### [Exercise aim]
Where a line contains the word "VOLUMEN", copy that line in full.

[Records]
════

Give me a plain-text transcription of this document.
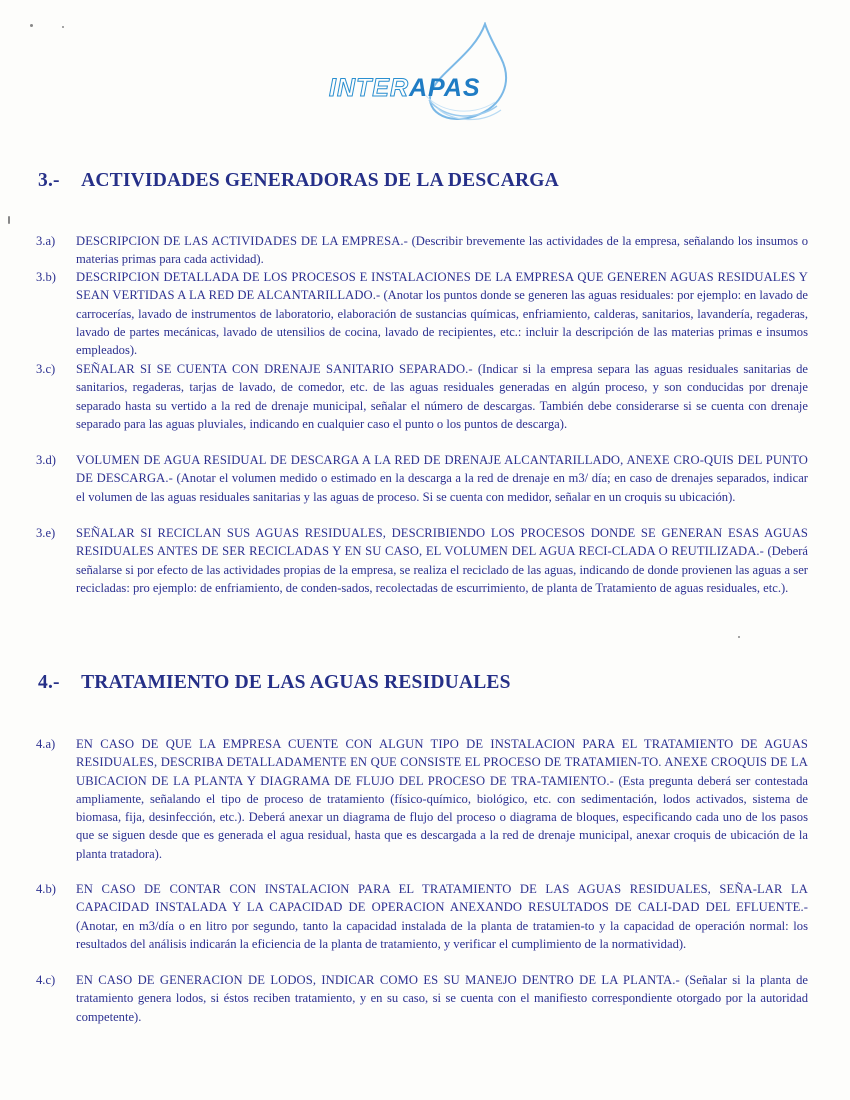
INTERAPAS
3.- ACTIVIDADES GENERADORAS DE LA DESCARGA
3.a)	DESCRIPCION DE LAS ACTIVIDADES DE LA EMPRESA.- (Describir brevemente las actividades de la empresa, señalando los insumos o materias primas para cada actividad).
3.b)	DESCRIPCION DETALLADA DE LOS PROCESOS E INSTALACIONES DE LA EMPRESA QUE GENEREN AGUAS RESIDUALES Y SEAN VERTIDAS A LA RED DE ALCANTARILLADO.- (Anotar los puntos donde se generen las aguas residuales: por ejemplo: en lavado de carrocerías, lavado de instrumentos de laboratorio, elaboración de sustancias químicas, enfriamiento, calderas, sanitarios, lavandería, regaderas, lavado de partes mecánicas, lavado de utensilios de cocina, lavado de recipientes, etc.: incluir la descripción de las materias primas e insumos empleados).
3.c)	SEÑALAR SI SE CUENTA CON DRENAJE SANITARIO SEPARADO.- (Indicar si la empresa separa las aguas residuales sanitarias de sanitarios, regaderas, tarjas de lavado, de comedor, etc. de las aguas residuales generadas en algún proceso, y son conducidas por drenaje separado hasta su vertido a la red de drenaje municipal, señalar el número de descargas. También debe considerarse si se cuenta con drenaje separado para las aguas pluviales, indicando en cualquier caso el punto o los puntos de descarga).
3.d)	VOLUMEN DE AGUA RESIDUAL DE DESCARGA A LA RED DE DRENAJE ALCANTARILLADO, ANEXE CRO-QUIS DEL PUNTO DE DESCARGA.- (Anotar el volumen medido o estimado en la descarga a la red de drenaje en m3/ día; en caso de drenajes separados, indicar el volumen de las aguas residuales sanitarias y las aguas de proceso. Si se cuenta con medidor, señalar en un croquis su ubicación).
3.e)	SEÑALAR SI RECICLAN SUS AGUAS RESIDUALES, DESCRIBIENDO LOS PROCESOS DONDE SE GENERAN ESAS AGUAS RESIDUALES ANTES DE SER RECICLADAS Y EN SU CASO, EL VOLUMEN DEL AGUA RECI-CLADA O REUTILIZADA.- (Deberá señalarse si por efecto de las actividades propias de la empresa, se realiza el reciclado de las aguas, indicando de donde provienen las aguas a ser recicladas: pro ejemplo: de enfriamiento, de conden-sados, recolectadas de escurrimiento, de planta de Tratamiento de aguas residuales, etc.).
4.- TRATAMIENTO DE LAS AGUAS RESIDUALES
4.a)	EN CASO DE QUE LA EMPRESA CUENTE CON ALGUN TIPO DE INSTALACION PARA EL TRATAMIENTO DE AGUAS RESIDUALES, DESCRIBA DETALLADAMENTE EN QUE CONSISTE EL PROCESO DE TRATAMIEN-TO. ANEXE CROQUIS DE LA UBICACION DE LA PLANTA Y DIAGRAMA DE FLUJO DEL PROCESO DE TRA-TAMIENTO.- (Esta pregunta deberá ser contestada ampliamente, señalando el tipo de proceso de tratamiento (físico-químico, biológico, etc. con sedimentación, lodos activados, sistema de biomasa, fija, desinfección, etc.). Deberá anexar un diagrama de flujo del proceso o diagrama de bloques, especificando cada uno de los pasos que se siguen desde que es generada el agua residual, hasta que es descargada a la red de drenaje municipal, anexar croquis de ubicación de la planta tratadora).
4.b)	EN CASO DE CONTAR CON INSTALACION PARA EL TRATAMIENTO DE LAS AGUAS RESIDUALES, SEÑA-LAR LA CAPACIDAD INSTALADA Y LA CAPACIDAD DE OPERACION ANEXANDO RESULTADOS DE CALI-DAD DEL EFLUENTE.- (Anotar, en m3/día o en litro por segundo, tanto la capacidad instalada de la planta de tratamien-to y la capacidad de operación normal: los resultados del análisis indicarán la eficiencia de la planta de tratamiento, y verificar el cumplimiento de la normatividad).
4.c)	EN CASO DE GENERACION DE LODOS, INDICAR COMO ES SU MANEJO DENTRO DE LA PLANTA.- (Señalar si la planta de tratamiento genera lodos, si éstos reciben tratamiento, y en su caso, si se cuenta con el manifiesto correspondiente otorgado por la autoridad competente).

════

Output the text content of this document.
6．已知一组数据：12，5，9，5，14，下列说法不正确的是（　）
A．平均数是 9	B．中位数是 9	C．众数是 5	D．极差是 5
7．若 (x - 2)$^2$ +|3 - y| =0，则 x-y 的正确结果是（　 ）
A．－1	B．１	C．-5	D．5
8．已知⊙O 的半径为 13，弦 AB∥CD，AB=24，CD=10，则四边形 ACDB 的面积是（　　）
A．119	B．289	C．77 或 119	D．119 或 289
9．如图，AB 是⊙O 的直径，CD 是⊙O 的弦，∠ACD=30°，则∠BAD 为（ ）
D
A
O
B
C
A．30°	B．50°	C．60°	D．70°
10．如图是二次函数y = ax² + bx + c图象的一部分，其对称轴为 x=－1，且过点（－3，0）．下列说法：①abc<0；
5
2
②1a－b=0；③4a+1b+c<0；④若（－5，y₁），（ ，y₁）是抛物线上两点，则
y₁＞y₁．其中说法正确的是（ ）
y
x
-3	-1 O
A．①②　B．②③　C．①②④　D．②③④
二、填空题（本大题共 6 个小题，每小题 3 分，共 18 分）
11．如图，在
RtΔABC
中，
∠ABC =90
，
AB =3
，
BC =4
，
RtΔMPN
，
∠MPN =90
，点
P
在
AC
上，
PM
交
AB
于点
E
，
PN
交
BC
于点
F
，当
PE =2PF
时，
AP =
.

════

### [The solution]
3.d)	VOLUMEN DE AGUA RESIDUAL DE DESCARGA A LA RED DE DRENAJE ALCANTARILLADO, ANEXE CRO-QUIS DEL PUNTO DE DESCARGA.- (Anotar el volumen medido o estimado en la descarga a la red de drenaje en m3/ día; en caso de drenajes separados, indicar el volumen de las aguas residuales sanitarias y las aguas de proceso. Si se cuenta con medidor, señalar en un croquis su ubicación).
3.e)	SEÑALAR SI RECICLAN SUS AGUAS RESIDUALES, DESCRIBIENDO LOS PROCESOS DONDE SE GENERAN ESAS AGUAS RESIDUALES ANTES DE SER RECICLADAS Y EN SU CASO, EL VOLUMEN DEL AGUA RECI-CLADA O REUTILIZADA.- (Deberá señalarse si por efecto de las actividades propias de la empresa, se realiza el reciclado de las aguas, indicando de donde provienen las aguas a ser recicladas: pro ejemplo: de enfriamiento, de conden-sados, recolectadas de escurrimiento, de planta de Tratamiento de aguas residuales, etc.).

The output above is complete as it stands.